OBJECTIVE
Retype every line from the one containing "What's the underlying" through the last line of the records below, both included; leave out the pictures.

Data items
-=-=-

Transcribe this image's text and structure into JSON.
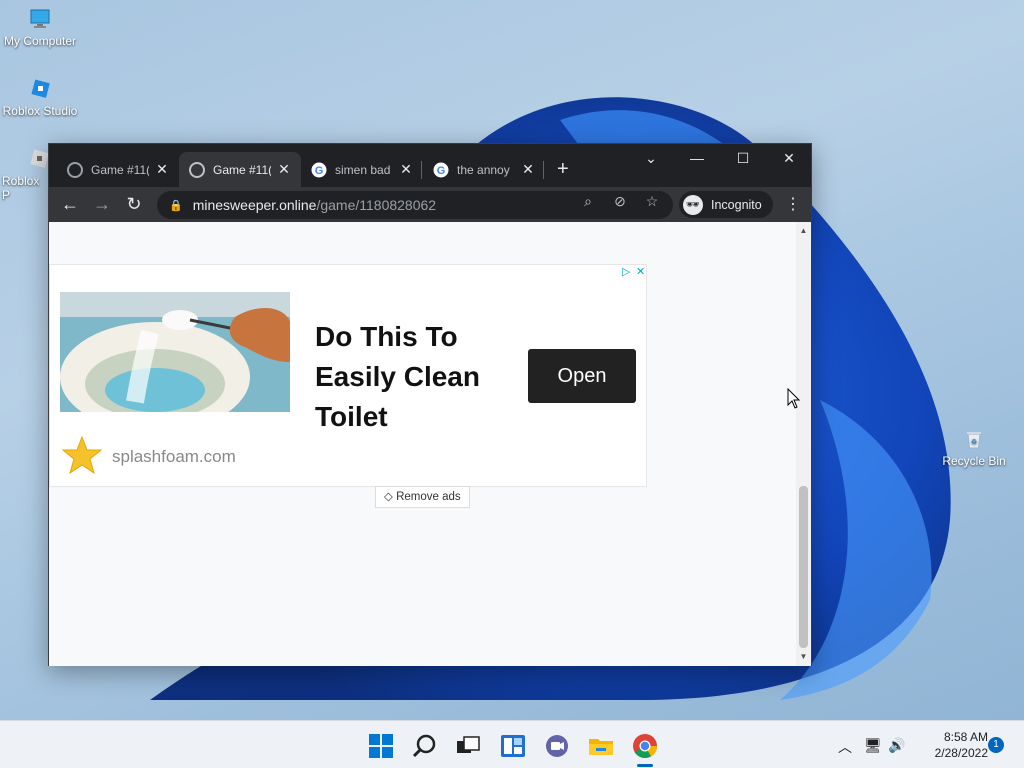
{
  "desktop": {
    "icons": [
      {
        "label": "My Computer"
      },
      {
        "label": "Roblox Studio"
      },
      {
        "label": "Roblox P"
      },
      {
        "label": "Recycle Bin"
      }
    ]
  },
  "browser": {
    "tabs": [
      {
        "title": "Game #11(",
        "active": false
      },
      {
        "title": "Game #11(",
        "active": true
      },
      {
        "title": "simen bad",
        "active": false
      },
      {
        "title": "the annoy",
        "active": false
      }
    ],
    "url_host": "minesweeper.online",
    "url_path": "/game/1180828062",
    "incognito_label": "Incognito",
    "incognito_avatar": "🕶"
  },
  "ad": {
    "headline": "Do This To Easily Clean Toilet",
    "cta": "Open",
    "domain": "splashfoam.com",
    "remove_ads": "Remove ads"
  },
  "taskbar": {
    "time": "8:58 AM",
    "date": "2/28/2022",
    "notifications": "1"
  },
  "colors": {
    "accent": "#0067c0",
    "chrome_dark": "#202124",
    "chrome_toolbar": "#35363a"
  }
}
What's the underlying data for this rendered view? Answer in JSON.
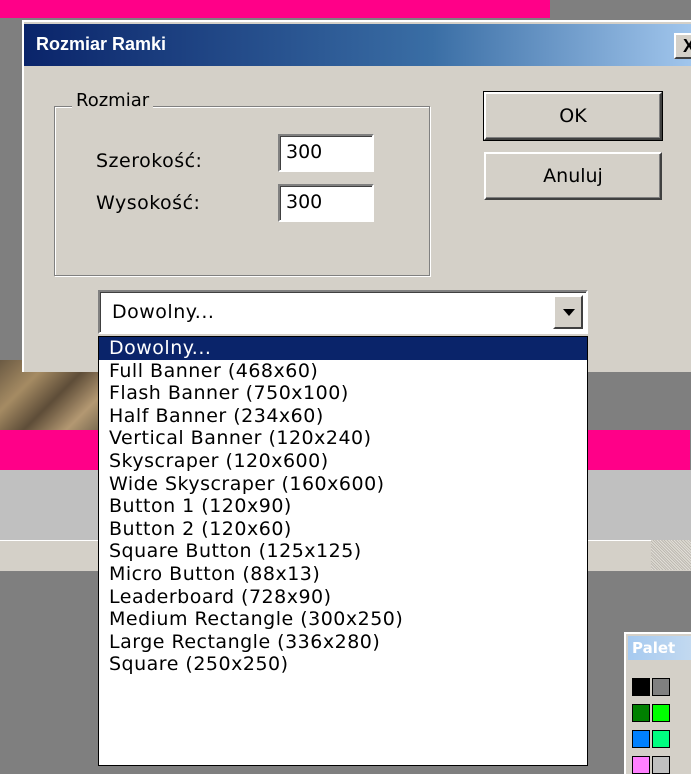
{
  "dialog": {
    "title": "Rozmiar Ramki",
    "close_label": "X",
    "group_label": "Rozmiar",
    "width_label": "Szerokość:",
    "width_value": "300",
    "height_label": "Wysokość:",
    "height_value": "300",
    "ok_label": "OK",
    "cancel_label": "Anuluj",
    "preset_selected": "Dowolny...",
    "preset_options": [
      "Dowolny...",
      "Full Banner (468x60)",
      "Flash Banner (750x100)",
      "Half Banner (234x60)",
      "Vertical Banner (120x240)",
      "Skyscraper (120x600)",
      "Wide Skyscraper (160x600)",
      "Button 1 (120x90)",
      "Button 2 (120x60)",
      "Square Button (125x125)",
      "Micro Button (88x13)",
      "Leaderboard (728x90)",
      "Medium Rectangle (300x250)",
      "Large Rectangle (336x280)",
      "Square (250x250)"
    ]
  },
  "palette": {
    "title": "Palet",
    "swatches": [
      "#000000",
      "#808080",
      "#008000",
      "#00ff00",
      "#0080ff",
      "#00ff80",
      "#ff80ff",
      "#c0c0c0"
    ]
  },
  "colors": {
    "titlebar_start": "#0a246a",
    "titlebar_end": "#a6caf0",
    "selection": "#0a246a",
    "background_pink": "#ff0088"
  }
}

-=-=-

EXERCISE ANSWER
What's the underlying data for this rendered view? Answer in JSON.
{
  "dialog": {
    "title": "Rozmiar Ramki",
    "close_label": "X",
    "group_label": "Rozmiar",
    "width_label": "Szerokość:",
    "width_value": "300",
    "height_label": "Wysokość:",
    "height_value": "300",
    "ok_label": "OK",
    "cancel_label": "Anuluj",
    "preset_selected": "Dowolny...",
    "preset_options": [
      "Dowolny...",
      "Full Banner (468x60)",
      "Flash Banner (750x100)",
      "Half Banner (234x60)",
      "Vertical Banner (120x240)",
      "Skyscraper (120x600)",
      "Wide Skyscraper (160x600)",
      "Button 1 (120x90)",
      "Button 2 (120x60)",
      "Square Button (125x125)",
      "Micro Button (88x13)",
      "Leaderboard (728x90)",
      "Medium Rectangle (300x250)",
      "Large Rectangle (336x280)",
      "Square (250x250)"
    ]
  },
  "palette": {
    "title": "Palet",
    "swatches": [
      "#000000",
      "#808080",
      "#008000",
      "#00ff00",
      "#0080ff",
      "#00ff80",
      "#ff80ff",
      "#c0c0c0"
    ]
  },
  "colors": {
    "titlebar_start": "#0a246a",
    "titlebar_end": "#a6caf0",
    "selection": "#0a246a",
    "background_pink": "#ff0088"
  }
}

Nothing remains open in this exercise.